What you are asked to do ->
In how many lines of the data does the word "name" appear? Give the number by itself.

Data records ->
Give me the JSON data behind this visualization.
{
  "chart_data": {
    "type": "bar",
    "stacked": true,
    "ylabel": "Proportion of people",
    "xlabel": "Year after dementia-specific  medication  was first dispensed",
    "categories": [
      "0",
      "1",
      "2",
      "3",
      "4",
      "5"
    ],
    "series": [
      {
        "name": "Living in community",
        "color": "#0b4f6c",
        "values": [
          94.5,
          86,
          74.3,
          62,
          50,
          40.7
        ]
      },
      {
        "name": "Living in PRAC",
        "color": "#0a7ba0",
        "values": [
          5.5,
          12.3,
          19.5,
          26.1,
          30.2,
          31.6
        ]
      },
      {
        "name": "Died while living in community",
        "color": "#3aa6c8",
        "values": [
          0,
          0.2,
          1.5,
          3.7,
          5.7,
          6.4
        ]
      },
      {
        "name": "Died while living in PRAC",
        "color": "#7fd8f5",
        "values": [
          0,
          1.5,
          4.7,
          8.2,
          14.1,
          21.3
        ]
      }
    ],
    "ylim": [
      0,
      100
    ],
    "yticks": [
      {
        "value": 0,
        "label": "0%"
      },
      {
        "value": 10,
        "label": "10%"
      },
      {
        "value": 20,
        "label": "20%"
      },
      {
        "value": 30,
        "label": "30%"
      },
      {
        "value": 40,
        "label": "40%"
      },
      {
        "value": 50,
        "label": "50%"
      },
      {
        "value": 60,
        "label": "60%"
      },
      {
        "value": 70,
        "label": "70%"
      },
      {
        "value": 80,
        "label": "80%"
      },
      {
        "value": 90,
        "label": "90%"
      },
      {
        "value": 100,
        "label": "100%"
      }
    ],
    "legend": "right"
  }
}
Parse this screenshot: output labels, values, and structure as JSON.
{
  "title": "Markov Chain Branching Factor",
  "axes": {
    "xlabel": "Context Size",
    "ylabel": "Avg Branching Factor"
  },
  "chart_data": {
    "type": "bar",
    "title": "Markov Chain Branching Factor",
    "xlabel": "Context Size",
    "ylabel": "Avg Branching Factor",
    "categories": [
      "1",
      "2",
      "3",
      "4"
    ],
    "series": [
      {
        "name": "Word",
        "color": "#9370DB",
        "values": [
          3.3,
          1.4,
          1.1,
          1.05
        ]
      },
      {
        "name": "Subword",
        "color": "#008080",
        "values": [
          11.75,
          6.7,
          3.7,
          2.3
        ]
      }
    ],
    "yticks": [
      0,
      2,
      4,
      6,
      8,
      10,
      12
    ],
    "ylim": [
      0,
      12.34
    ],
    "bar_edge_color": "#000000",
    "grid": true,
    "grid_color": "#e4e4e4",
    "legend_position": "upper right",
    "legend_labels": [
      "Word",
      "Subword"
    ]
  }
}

Exercise output ->
6